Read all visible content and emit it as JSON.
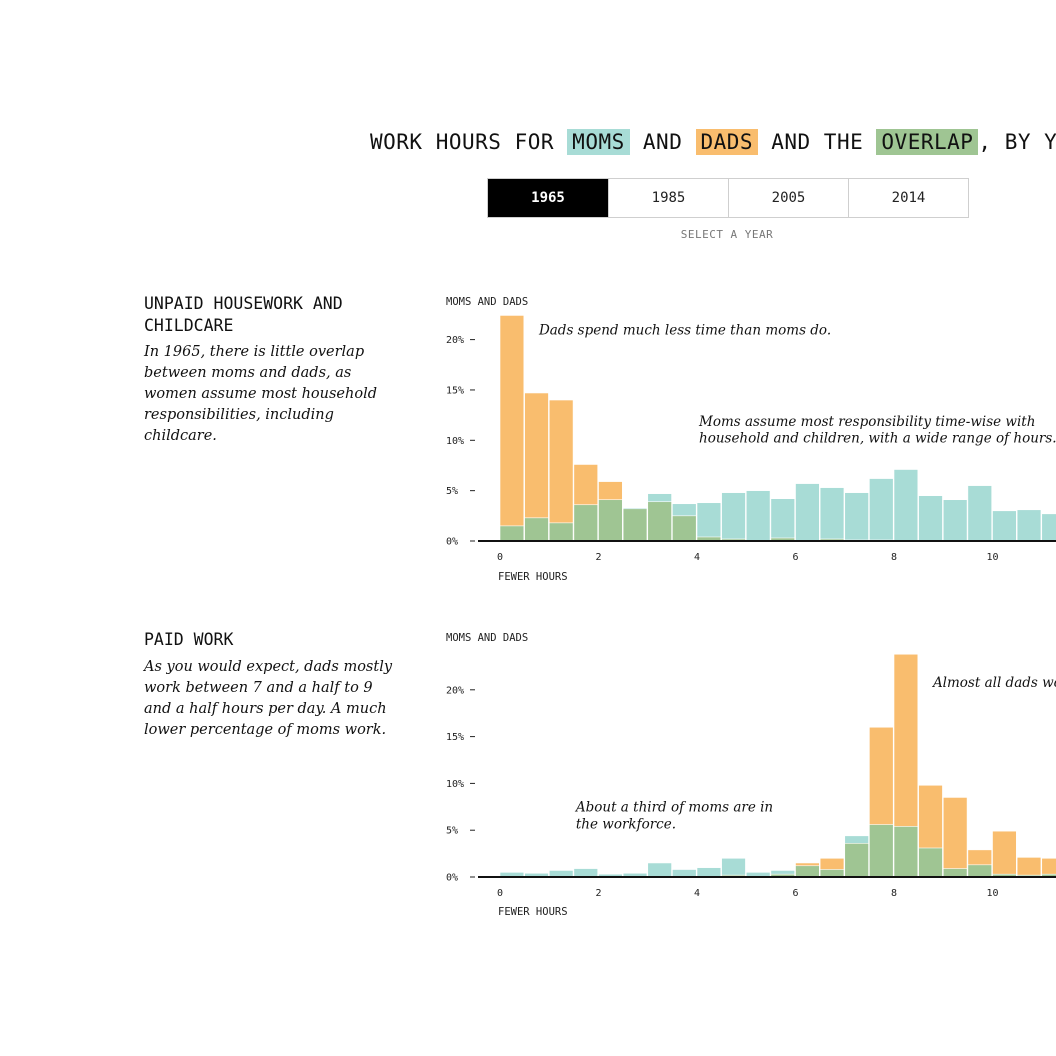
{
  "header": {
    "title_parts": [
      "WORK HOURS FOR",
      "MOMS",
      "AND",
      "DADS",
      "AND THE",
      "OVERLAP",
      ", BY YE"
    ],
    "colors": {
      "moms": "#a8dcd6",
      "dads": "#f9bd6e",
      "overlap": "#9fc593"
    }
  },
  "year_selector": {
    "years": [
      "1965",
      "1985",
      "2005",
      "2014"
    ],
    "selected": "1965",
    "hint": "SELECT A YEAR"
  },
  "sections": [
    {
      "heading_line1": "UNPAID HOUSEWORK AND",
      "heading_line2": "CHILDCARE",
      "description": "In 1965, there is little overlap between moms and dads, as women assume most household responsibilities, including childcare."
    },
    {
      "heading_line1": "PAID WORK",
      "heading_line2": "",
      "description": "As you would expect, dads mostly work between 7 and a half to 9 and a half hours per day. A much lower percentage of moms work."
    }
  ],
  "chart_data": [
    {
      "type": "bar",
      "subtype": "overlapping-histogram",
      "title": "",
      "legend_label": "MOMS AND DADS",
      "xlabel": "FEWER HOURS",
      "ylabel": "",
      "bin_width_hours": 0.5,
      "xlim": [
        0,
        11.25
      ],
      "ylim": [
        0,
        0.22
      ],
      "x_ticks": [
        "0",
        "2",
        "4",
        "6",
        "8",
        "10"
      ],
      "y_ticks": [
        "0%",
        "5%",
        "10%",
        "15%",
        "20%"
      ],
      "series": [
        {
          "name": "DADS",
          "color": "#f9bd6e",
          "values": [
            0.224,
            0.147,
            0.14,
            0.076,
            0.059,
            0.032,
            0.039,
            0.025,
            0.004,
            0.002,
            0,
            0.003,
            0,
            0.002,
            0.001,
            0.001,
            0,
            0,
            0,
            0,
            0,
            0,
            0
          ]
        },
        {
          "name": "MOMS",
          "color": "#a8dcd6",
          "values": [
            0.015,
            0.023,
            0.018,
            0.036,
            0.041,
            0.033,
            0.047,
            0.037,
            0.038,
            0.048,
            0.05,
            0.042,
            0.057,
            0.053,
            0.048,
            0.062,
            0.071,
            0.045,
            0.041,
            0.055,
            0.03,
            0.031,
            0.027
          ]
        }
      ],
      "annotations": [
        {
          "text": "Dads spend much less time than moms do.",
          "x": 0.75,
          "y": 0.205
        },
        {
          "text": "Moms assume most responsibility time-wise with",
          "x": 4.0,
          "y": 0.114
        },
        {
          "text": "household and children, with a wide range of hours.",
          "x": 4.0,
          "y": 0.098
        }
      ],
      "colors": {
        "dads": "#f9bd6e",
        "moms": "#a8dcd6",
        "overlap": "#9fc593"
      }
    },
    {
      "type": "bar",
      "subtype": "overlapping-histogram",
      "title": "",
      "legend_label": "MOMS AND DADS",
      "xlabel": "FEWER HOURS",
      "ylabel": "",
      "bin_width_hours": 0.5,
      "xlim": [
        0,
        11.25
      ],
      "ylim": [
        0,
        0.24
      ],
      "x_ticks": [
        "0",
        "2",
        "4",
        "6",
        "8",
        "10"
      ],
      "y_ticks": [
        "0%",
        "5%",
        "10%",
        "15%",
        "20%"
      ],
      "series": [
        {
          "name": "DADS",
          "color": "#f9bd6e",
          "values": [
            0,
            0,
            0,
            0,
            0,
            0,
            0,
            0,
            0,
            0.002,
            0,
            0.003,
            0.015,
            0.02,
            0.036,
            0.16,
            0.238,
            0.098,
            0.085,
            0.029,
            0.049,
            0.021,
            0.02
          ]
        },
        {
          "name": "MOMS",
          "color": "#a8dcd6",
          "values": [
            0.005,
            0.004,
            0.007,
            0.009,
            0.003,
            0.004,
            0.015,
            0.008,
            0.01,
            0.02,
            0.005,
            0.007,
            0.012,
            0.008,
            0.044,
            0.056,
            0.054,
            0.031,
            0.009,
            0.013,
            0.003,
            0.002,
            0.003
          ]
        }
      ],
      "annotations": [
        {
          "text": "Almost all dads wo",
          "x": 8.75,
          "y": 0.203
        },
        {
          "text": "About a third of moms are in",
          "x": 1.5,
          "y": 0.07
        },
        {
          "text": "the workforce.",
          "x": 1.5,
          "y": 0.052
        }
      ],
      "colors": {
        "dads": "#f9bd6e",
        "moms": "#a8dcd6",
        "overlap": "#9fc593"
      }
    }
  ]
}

........

> _Written problem_
Every record must be copied exactly, with the pictures left out.

> _Result of the exercise_
Read all visible content and emit it as JSON.
{
  "header": {
    "title_parts": [
      "WORK HOURS FOR",
      "MOMS",
      "AND",
      "DADS",
      "AND THE",
      "OVERLAP",
      ", BY YE"
    ],
    "colors": {
      "moms": "#a8dcd6",
      "dads": "#f9bd6e",
      "overlap": "#9fc593"
    }
  },
  "year_selector": {
    "years": [
      "1965",
      "1985",
      "2005",
      "2014"
    ],
    "selected": "1965",
    "hint": "SELECT A YEAR"
  },
  "sections": [
    {
      "heading_line1": "UNPAID HOUSEWORK AND",
      "heading_line2": "CHILDCARE",
      "description": "In 1965, there is little overlap between moms and dads, as women assume most household responsibilities, including childcare."
    },
    {
      "heading_line1": "PAID WORK",
      "heading_line2": "",
      "description": "As you would expect, dads mostly work between 7 and a half to 9 and a half hours per day. A much lower percentage of moms work."
    }
  ],
  "chart_data": [
    {
      "type": "bar",
      "subtype": "overlapping-histogram",
      "title": "",
      "legend_label": "MOMS AND DADS",
      "xlabel": "FEWER HOURS",
      "ylabel": "",
      "bin_width_hours": 0.5,
      "xlim": [
        0,
        11.25
      ],
      "ylim": [
        0,
        0.22
      ],
      "x_ticks": [
        "0",
        "2",
        "4",
        "6",
        "8",
        "10"
      ],
      "y_ticks": [
        "0%",
        "5%",
        "10%",
        "15%",
        "20%"
      ],
      "series": [
        {
          "name": "DADS",
          "color": "#f9bd6e",
          "values": [
            0.224,
            0.147,
            0.14,
            0.076,
            0.059,
            0.032,
            0.039,
            0.025,
            0.004,
            0.002,
            0,
            0.003,
            0,
            0.002,
            0.001,
            0.001,
            0,
            0,
            0,
            0,
            0,
            0,
            0
          ]
        },
        {
          "name": "MOMS",
          "color": "#a8dcd6",
          "values": [
            0.015,
            0.023,
            0.018,
            0.036,
            0.041,
            0.033,
            0.047,
            0.037,
            0.038,
            0.048,
            0.05,
            0.042,
            0.057,
            0.053,
            0.048,
            0.062,
            0.071,
            0.045,
            0.041,
            0.055,
            0.03,
            0.031,
            0.027
          ]
        }
      ],
      "annotations": [
        {
          "text": "Dads spend much less time than moms do.",
          "x": 0.75,
          "y": 0.205
        },
        {
          "text": "Moms assume most responsibility time-wise with",
          "x": 4.0,
          "y": 0.114
        },
        {
          "text": "household and children, with a wide range of hours.",
          "x": 4.0,
          "y": 0.098
        }
      ],
      "colors": {
        "dads": "#f9bd6e",
        "moms": "#a8dcd6",
        "overlap": "#9fc593"
      }
    },
    {
      "type": "bar",
      "subtype": "overlapping-histogram",
      "title": "",
      "legend_label": "MOMS AND DADS",
      "xlabel": "FEWER HOURS",
      "ylabel": "",
      "bin_width_hours": 0.5,
      "xlim": [
        0,
        11.25
      ],
      "ylim": [
        0,
        0.24
      ],
      "x_ticks": [
        "0",
        "2",
        "4",
        "6",
        "8",
        "10"
      ],
      "y_ticks": [
        "0%",
        "5%",
        "10%",
        "15%",
        "20%"
      ],
      "series": [
        {
          "name": "DADS",
          "color": "#f9bd6e",
          "values": [
            0,
            0,
            0,
            0,
            0,
            0,
            0,
            0,
            0,
            0.002,
            0,
            0.003,
            0.015,
            0.02,
            0.036,
            0.16,
            0.238,
            0.098,
            0.085,
            0.029,
            0.049,
            0.021,
            0.02
          ]
        },
        {
          "name": "MOMS",
          "color": "#a8dcd6",
          "values": [
            0.005,
            0.004,
            0.007,
            0.009,
            0.003,
            0.004,
            0.015,
            0.008,
            0.01,
            0.02,
            0.005,
            0.007,
            0.012,
            0.008,
            0.044,
            0.056,
            0.054,
            0.031,
            0.009,
            0.013,
            0.003,
            0.002,
            0.003
          ]
        }
      ],
      "annotations": [
        {
          "text": "Almost all dads wo",
          "x": 8.75,
          "y": 0.203
        },
        {
          "text": "About a third of moms are in",
          "x": 1.5,
          "y": 0.07
        },
        {
          "text": "the workforce.",
          "x": 1.5,
          "y": 0.052
        }
      ],
      "colors": {
        "dads": "#f9bd6e",
        "moms": "#a8dcd6",
        "overlap": "#9fc593"
      }
    }
  ]
}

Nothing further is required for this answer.